-- Begin Given records --
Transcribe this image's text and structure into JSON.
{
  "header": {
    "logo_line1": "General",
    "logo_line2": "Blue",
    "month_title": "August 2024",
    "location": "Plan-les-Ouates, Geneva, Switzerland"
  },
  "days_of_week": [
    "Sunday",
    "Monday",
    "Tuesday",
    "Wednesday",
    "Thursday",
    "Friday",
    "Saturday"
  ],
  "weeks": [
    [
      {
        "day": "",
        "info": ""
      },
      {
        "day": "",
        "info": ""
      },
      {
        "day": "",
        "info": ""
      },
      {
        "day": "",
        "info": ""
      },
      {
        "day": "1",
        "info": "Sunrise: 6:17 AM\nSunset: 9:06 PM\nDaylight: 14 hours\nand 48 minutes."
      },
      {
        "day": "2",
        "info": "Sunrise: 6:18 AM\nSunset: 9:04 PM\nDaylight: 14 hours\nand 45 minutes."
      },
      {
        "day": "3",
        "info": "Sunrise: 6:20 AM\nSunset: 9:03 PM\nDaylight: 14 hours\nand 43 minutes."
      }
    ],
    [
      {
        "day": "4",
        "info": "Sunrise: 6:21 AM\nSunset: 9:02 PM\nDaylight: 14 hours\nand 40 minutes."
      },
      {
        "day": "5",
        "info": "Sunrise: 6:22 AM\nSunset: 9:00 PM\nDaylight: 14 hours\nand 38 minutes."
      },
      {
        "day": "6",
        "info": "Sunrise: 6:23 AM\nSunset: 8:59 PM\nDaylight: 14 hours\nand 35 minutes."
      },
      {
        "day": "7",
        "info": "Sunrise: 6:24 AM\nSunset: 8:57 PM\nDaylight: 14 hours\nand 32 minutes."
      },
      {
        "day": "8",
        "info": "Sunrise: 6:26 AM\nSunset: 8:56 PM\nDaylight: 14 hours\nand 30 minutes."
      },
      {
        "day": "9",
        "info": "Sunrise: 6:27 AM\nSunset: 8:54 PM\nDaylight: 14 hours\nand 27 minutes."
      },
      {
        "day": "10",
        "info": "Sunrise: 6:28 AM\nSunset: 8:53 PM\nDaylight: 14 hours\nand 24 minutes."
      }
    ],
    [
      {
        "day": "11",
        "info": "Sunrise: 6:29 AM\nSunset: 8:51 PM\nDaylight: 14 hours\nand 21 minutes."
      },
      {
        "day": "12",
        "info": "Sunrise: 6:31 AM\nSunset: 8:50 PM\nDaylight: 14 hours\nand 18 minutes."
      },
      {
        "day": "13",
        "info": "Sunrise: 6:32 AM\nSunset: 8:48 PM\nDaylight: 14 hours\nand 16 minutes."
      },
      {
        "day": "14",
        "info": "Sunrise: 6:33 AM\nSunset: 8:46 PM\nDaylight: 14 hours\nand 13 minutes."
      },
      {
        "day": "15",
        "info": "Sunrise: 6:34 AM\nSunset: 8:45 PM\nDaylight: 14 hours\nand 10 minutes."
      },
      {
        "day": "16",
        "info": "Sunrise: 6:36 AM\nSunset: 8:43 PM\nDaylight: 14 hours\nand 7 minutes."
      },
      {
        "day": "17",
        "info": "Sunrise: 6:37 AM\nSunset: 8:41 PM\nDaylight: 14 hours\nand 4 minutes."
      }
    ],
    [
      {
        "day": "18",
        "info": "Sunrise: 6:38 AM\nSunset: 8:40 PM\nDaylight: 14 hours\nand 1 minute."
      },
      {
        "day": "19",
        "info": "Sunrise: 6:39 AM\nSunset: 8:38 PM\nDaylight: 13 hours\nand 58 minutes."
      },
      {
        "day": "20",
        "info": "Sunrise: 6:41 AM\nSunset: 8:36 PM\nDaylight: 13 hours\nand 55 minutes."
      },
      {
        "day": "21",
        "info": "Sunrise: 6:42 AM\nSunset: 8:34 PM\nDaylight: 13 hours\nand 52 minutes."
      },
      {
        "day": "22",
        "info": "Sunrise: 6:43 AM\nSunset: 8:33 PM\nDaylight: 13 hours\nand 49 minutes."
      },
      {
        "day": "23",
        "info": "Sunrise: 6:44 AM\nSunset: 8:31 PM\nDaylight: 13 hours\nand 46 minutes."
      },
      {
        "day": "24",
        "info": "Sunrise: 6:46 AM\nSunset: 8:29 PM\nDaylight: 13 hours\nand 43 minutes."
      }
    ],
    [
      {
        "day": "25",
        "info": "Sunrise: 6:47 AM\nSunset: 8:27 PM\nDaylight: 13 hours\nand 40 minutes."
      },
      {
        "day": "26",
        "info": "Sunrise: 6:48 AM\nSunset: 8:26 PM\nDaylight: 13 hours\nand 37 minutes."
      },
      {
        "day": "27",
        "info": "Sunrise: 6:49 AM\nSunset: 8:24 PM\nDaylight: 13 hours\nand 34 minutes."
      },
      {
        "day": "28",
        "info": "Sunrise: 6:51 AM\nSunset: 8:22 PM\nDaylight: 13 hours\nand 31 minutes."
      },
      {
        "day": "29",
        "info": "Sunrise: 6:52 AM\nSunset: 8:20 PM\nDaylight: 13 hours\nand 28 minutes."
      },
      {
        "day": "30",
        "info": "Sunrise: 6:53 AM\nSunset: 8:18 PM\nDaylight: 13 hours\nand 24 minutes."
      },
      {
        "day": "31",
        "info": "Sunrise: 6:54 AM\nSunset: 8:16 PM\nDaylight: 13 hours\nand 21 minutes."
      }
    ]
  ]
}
-- End Given records --
> Stated goal: Using the exact wording, write out all of the records.

> The response:
Transcribe this image's text and structure into JSON.
{
  "header": {
    "logo_line1": "General",
    "logo_line2": "Blue",
    "month_title": "August 2024",
    "location": "Plan-les-Ouates, Geneva, Switzerland"
  },
  "days_of_week": [
    "Sunday",
    "Monday",
    "Tuesday",
    "Wednesday",
    "Thursday",
    "Friday",
    "Saturday"
  ],
  "weeks": [
    [
      {
        "day": "",
        "info": ""
      },
      {
        "day": "",
        "info": ""
      },
      {
        "day": "",
        "info": ""
      },
      {
        "day": "",
        "info": ""
      },
      {
        "day": "1",
        "info": "Sunrise: 6:17 AM\nSunset: 9:06 PM\nDaylight: 14 hours\nand 48 minutes."
      },
      {
        "day": "2",
        "info": "Sunrise: 6:18 AM\nSunset: 9:04 PM\nDaylight: 14 hours\nand 45 minutes."
      },
      {
        "day": "3",
        "info": "Sunrise: 6:20 AM\nSunset: 9:03 PM\nDaylight: 14 hours\nand 43 minutes."
      }
    ],
    [
      {
        "day": "4",
        "info": "Sunrise: 6:21 AM\nSunset: 9:02 PM\nDaylight: 14 hours\nand 40 minutes."
      },
      {
        "day": "5",
        "info": "Sunrise: 6:22 AM\nSunset: 9:00 PM\nDaylight: 14 hours\nand 38 minutes."
      },
      {
        "day": "6",
        "info": "Sunrise: 6:23 AM\nSunset: 8:59 PM\nDaylight: 14 hours\nand 35 minutes."
      },
      {
        "day": "7",
        "info": "Sunrise: 6:24 AM\nSunset: 8:57 PM\nDaylight: 14 hours\nand 32 minutes."
      },
      {
        "day": "8",
        "info": "Sunrise: 6:26 AM\nSunset: 8:56 PM\nDaylight: 14 hours\nand 30 minutes."
      },
      {
        "day": "9",
        "info": "Sunrise: 6:27 AM\nSunset: 8:54 PM\nDaylight: 14 hours\nand 27 minutes."
      },
      {
        "day": "10",
        "info": "Sunrise: 6:28 AM\nSunset: 8:53 PM\nDaylight: 14 hours\nand 24 minutes."
      }
    ],
    [
      {
        "day": "11",
        "info": "Sunrise: 6:29 AM\nSunset: 8:51 PM\nDaylight: 14 hours\nand 21 minutes."
      },
      {
        "day": "12",
        "info": "Sunrise: 6:31 AM\nSunset: 8:50 PM\nDaylight: 14 hours\nand 18 minutes."
      },
      {
        "day": "13",
        "info": "Sunrise: 6:32 AM\nSunset: 8:48 PM\nDaylight: 14 hours\nand 16 minutes."
      },
      {
        "day": "14",
        "info": "Sunrise: 6:33 AM\nSunset: 8:46 PM\nDaylight: 14 hours\nand 13 minutes."
      },
      {
        "day": "15",
        "info": "Sunrise: 6:34 AM\nSunset: 8:45 PM\nDaylight: 14 hours\nand 10 minutes."
      },
      {
        "day": "16",
        "info": "Sunrise: 6:36 AM\nSunset: 8:43 PM\nDaylight: 14 hours\nand 7 minutes."
      },
      {
        "day": "17",
        "info": "Sunrise: 6:37 AM\nSunset: 8:41 PM\nDaylight: 14 hours\nand 4 minutes."
      }
    ],
    [
      {
        "day": "18",
        "info": "Sunrise: 6:38 AM\nSunset: 8:40 PM\nDaylight: 14 hours\nand 1 minute."
      },
      {
        "day": "19",
        "info": "Sunrise: 6:39 AM\nSunset: 8:38 PM\nDaylight: 13 hours\nand 58 minutes."
      },
      {
        "day": "20",
        "info": "Sunrise: 6:41 AM\nSunset: 8:36 PM\nDaylight: 13 hours\nand 55 minutes."
      },
      {
        "day": "21",
        "info": "Sunrise: 6:42 AM\nSunset: 8:34 PM\nDaylight: 13 hours\nand 52 minutes."
      },
      {
        "day": "22",
        "info": "Sunrise: 6:43 AM\nSunset: 8:33 PM\nDaylight: 13 hours\nand 49 minutes."
      },
      {
        "day": "23",
        "info": "Sunrise: 6:44 AM\nSunset: 8:31 PM\nDaylight: 13 hours\nand 46 minutes."
      },
      {
        "day": "24",
        "info": "Sunrise: 6:46 AM\nSunset: 8:29 PM\nDaylight: 13 hours\nand 43 minutes."
      }
    ],
    [
      {
        "day": "25",
        "info": "Sunrise: 6:47 AM\nSunset: 8:27 PM\nDaylight: 13 hours\nand 40 minutes."
      },
      {
        "day": "26",
        "info": "Sunrise: 6:48 AM\nSunset: 8:26 PM\nDaylight: 13 hours\nand 37 minutes."
      },
      {
        "day": "27",
        "info": "Sunrise: 6:49 AM\nSunset: 8:24 PM\nDaylight: 13 hours\nand 34 minutes."
      },
      {
        "day": "28",
        "info": "Sunrise: 6:51 AM\nSunset: 8:22 PM\nDaylight: 13 hours\nand 31 minutes."
      },
      {
        "day": "29",
        "info": "Sunrise: 6:52 AM\nSunset: 8:20 PM\nDaylight: 13 hours\nand 28 minutes."
      },
      {
        "day": "30",
        "info": "Sunrise: 6:53 AM\nSunset: 8:18 PM\nDaylight: 13 hours\nand 24 minutes."
      },
      {
        "day": "31",
        "info": "Sunrise: 6:54 AM\nSunset: 8:16 PM\nDaylight: 13 hours\nand 21 minutes."
      }
    ]
  ]
}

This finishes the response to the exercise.